+++ Data in this exercise +++
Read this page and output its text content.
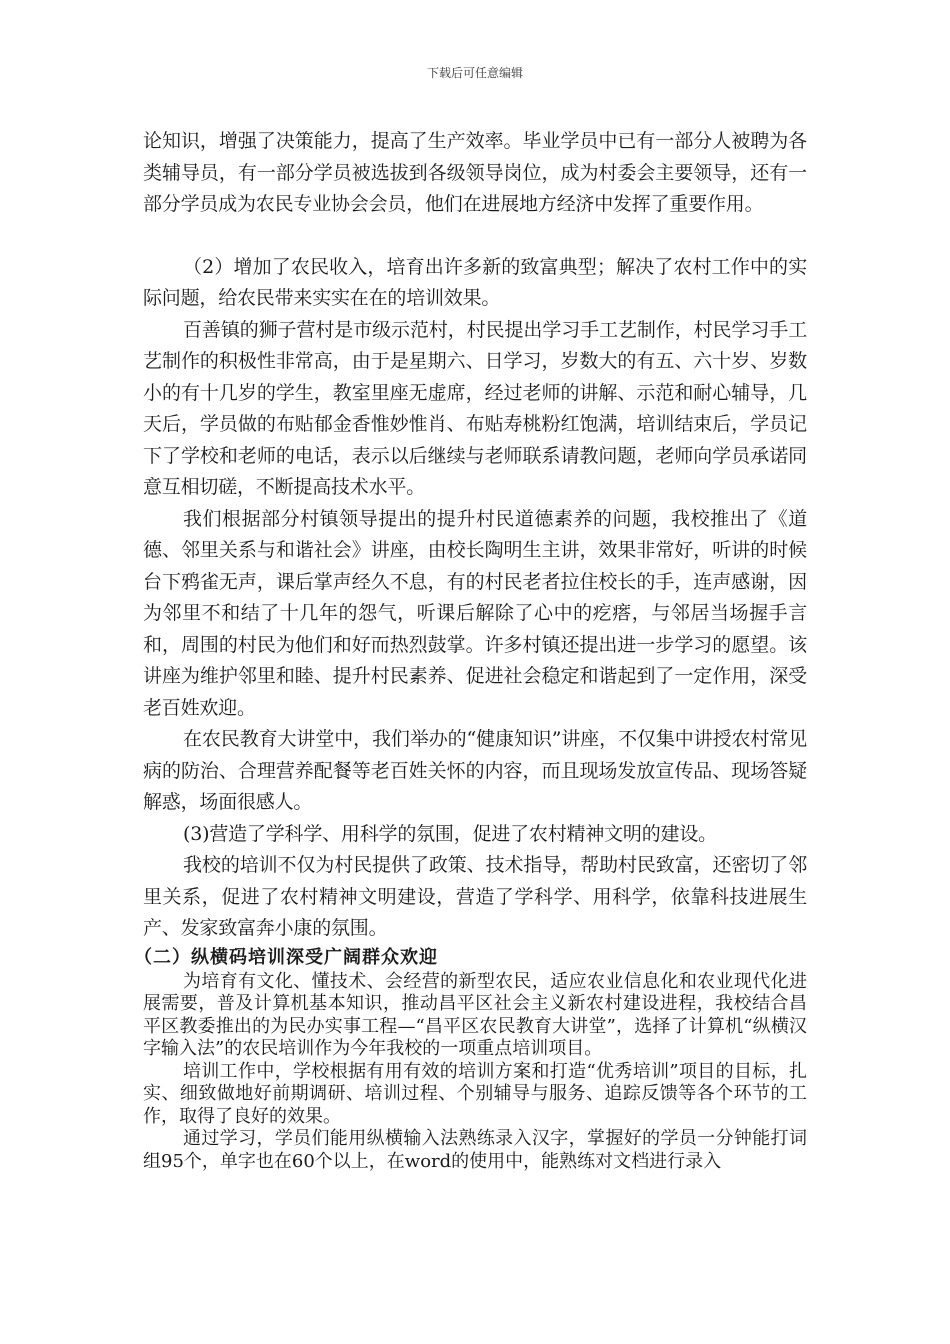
下载后可任意编辑

论知识，增强了决策能力，提高了生产效率。毕业学员中已有一部分人被聘为各类辅导员，有一部分学员被选拔到各级领导岗位，成为村委会主要领导，还有一部分学员成为农民专业协会会员，他们在进展地方经济中发挥了重要作用。

（2）增加了农民收入，培育出许多新的致富典型；解决了农村工作中的实际问题，给农民带来实实在在的培训效果。

百善镇的狮子营村是市级示范村，村民提出学习手工艺制作，村民学习手工艺制作的积极性非常高，由于是星期六、日学习，岁数大的有五、六十岁、岁数小的有十几岁的学生，教室里座无虚席，经过老师的讲解、示范和耐心辅导，几天后，学员做的布贴郁金香惟妙惟肖、布贴寿桃粉红饱满，培训结束后，学员记下了学校和老师的电话，表示以后继续与老师联系请教问题，老师向学员承诺同意互相切磋，不断提高技术水平。

我们根据部分村镇领导提出的提升村民道德素养的问题，我校推出了《道德、邻里关系与和谐社会》讲座，由校长陶明生主讲，效果非常好，听讲的时候台下鸦雀无声，课后掌声经久不息，有的村民老者拉住校长的手，连声感谢，因为邻里不和结了十几年的怨气，听课后解除了心中的疙瘩，与邻居当场握手言和，周围的村民为他们和好而热烈鼓掌。许多村镇还提出进一步学习的愿望。该讲座为维护邻里和睦、提升村民素养、促进社会稳定和谐起到了一定作用，深受老百姓欢迎。

在农民教育大讲堂中，我们举办的“健康知识”讲座，不仅集中讲授农村常见病的防治、合理营养配餐等老百姓关怀的内容，而且现场发放宣传品、现场答疑解惑，场面很感人。

(3)营造了学科学、用科学的氛围，促进了农村精神文明的建设。

我校的培训不仅为村民提供了政策、技术指导，帮助村民致富，还密切了邻里关系，促进了农村精神文明建设，营造了学科学、用科学，依靠科技进展生产、发家致富奔小康的氛围。

（二）纵横码培训深受广阔群众欢迎

为培育有文化、懂技术、会经营的新型农民，适应农业信息化和农业现代化进展需要，普及计算机基本知识，推动昌平区社会主义新农村建设进程，我校结合昌平区教委推出的为民办实事工程—“昌平区农民教育大讲堂”，选择了计算机“纵横汉字输入法”的农民培训作为今年我校的一项重点培训项目。

培训工作中，学校根据有用有效的培训方案和打造“优秀培训”项目的目标，扎实、细致做地好前期调研、培训过程、个别辅导与服务、追踪反馈等各个环节的工作，取得了良好的效果。

通过学习，学员们能用纵横输入法熟练录入汉字，掌握好的学员一分钟能打词组95个，单字也在60个以上，在word的使用中，能熟练对文档进行录入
+++
Work to be completed
Your task is an exact transcription of all the data, minus the pictures.

Response to this task
Read this page and output its text content.
下载后可任意编辑

论知识，增强了决策能力，提高了生产效率。毕业学员中已有一部分人被聘为各类辅导员，有一部分学员被选拔到各级领导岗位，成为村委会主要领导，还有一部分学员成为农民专业协会会员，他们在进展地方经济中发挥了重要作用。

（2）增加了农民收入，培育出许多新的致富典型；解决了农村工作中的实际问题，给农民带来实实在在的培训效果。

百善镇的狮子营村是市级示范村，村民提出学习手工艺制作，村民学习手工艺制作的积极性非常高，由于是星期六、日学习，岁数大的有五、六十岁、岁数小的有十几岁的学生，教室里座无虚席，经过老师的讲解、示范和耐心辅导，几天后，学员做的布贴郁金香惟妙惟肖、布贴寿桃粉红饱满，培训结束后，学员记下了学校和老师的电话，表示以后继续与老师联系请教问题，老师向学员承诺同意互相切磋，不断提高技术水平。

我们根据部分村镇领导提出的提升村民道德素养的问题，我校推出了《道德、邻里关系与和谐社会》讲座，由校长陶明生主讲，效果非常好，听讲的时候台下鸦雀无声，课后掌声经久不息，有的村民老者拉住校长的手，连声感谢，因为邻里不和结了十几年的怨气，听课后解除了心中的疙瘩，与邻居当场握手言和，周围的村民为他们和好而热烈鼓掌。许多村镇还提出进一步学习的愿望。该讲座为维护邻里和睦、提升村民素养、促进社会稳定和谐起到了一定作用，深受老百姓欢迎。

在农民教育大讲堂中，我们举办的“健康知识”讲座，不仅集中讲授农村常见病的防治、合理营养配餐等老百姓关怀的内容，而且现场发放宣传品、现场答疑解惑，场面很感人。

(3)营造了学科学、用科学的氛围，促进了农村精神文明的建设。

我校的培训不仅为村民提供了政策、技术指导，帮助村民致富，还密切了邻里关系，促进了农村精神文明建设，营造了学科学、用科学，依靠科技进展生产、发家致富奔小康的氛围。

（二）纵横码培训深受广阔群众欢迎

为培育有文化、懂技术、会经营的新型农民，适应农业信息化和农业现代化进展需要，普及计算机基本知识，推动昌平区社会主义新农村建设进程，我校结合昌平区教委推出的为民办实事工程—“昌平区农民教育大讲堂”，选择了计算机“纵横汉字输入法”的农民培训作为今年我校的一项重点培训项目。

培训工作中，学校根据有用有效的培训方案和打造“优秀培训”项目的目标，扎实、细致做地好前期调研、培训过程、个别辅导与服务、追踪反馈等各个环节的工作，取得了良好的效果。

通过学习，学员们能用纵横输入法熟练录入汉字，掌握好的学员一分钟能打词组95个，单字也在60个以上，在word的使用中，能熟练对文档进行录入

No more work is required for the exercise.